## Task brief:
Every line below that mentions the word "name" should be copied out.

## Given records:

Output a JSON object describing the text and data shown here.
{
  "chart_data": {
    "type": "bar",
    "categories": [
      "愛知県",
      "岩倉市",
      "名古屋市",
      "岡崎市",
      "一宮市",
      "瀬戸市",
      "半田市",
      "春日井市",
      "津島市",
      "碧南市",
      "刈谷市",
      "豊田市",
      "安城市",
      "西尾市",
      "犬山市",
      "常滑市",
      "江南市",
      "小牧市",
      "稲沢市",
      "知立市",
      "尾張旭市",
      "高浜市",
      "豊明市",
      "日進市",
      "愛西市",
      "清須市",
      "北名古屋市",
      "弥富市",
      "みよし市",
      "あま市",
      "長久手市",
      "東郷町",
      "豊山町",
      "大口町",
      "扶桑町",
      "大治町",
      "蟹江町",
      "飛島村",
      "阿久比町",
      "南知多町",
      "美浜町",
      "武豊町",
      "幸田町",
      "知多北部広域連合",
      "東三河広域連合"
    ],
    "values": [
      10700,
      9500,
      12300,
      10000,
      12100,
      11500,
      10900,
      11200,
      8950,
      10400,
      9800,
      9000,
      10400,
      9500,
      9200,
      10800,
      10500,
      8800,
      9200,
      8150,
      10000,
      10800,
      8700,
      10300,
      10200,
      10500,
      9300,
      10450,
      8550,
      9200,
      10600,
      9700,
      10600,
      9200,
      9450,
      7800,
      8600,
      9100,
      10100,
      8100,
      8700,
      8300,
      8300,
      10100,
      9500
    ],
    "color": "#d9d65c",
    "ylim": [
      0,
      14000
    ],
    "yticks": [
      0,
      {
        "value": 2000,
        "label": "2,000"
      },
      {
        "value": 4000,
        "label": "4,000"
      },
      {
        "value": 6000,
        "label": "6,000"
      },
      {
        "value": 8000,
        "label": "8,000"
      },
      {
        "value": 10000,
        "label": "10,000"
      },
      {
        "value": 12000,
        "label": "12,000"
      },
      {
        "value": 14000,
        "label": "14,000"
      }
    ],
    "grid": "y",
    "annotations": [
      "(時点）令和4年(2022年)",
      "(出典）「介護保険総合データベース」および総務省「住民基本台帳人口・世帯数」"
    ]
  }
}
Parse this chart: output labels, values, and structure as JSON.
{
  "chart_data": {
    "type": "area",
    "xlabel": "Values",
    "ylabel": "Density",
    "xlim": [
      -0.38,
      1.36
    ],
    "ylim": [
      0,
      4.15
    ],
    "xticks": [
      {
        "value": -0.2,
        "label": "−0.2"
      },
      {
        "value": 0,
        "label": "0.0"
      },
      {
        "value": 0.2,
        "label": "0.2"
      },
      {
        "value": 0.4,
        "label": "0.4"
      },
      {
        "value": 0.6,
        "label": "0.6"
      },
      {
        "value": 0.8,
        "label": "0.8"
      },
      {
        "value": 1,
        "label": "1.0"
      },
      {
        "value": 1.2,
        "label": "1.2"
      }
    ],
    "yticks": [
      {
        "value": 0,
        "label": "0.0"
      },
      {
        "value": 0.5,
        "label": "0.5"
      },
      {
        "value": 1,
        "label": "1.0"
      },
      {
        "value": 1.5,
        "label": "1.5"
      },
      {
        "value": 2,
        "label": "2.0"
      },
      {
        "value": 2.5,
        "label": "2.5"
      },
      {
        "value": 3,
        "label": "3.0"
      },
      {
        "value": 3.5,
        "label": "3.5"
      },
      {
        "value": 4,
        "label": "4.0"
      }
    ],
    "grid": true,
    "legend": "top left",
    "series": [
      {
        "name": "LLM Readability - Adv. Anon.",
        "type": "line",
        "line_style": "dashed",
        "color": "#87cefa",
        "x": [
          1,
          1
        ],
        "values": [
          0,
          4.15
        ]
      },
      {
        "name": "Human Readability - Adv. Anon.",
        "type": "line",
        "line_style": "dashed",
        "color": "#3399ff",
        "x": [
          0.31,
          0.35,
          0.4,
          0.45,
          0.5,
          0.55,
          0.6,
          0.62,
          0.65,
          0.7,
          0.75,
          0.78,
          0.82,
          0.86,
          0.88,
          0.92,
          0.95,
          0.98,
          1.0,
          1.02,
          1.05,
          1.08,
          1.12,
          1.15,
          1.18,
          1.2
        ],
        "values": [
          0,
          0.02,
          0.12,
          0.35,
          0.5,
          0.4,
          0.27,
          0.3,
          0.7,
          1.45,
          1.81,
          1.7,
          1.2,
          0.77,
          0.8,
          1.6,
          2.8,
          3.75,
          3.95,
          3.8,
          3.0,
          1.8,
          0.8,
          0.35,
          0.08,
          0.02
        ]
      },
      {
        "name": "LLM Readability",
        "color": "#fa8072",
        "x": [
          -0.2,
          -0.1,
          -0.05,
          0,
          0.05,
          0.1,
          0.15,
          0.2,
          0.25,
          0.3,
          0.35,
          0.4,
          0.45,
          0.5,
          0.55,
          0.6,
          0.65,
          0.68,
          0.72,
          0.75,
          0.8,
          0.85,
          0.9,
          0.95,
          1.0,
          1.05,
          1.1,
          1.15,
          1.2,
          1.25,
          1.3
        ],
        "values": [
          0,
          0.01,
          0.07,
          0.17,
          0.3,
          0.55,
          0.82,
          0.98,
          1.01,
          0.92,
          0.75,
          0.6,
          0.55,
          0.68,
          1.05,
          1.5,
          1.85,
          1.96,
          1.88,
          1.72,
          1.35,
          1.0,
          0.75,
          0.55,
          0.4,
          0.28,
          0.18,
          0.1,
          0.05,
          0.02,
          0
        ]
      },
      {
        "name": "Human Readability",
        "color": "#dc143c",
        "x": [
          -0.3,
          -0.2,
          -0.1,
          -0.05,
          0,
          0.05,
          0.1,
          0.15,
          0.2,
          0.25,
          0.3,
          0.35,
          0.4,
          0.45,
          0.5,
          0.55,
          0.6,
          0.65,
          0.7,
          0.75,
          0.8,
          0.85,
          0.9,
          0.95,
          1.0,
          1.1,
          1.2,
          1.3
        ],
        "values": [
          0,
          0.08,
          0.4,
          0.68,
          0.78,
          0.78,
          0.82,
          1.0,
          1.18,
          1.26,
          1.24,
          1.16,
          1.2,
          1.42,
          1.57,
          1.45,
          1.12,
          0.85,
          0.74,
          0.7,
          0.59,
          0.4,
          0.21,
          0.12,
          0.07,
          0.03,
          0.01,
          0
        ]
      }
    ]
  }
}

## Answer for the task:
        "name": "LLM Readability - Adv. Anon.",
        "name": "Human Readability - Adv. Anon.",
        "name": "LLM Readability",
        "name": "Human Readability",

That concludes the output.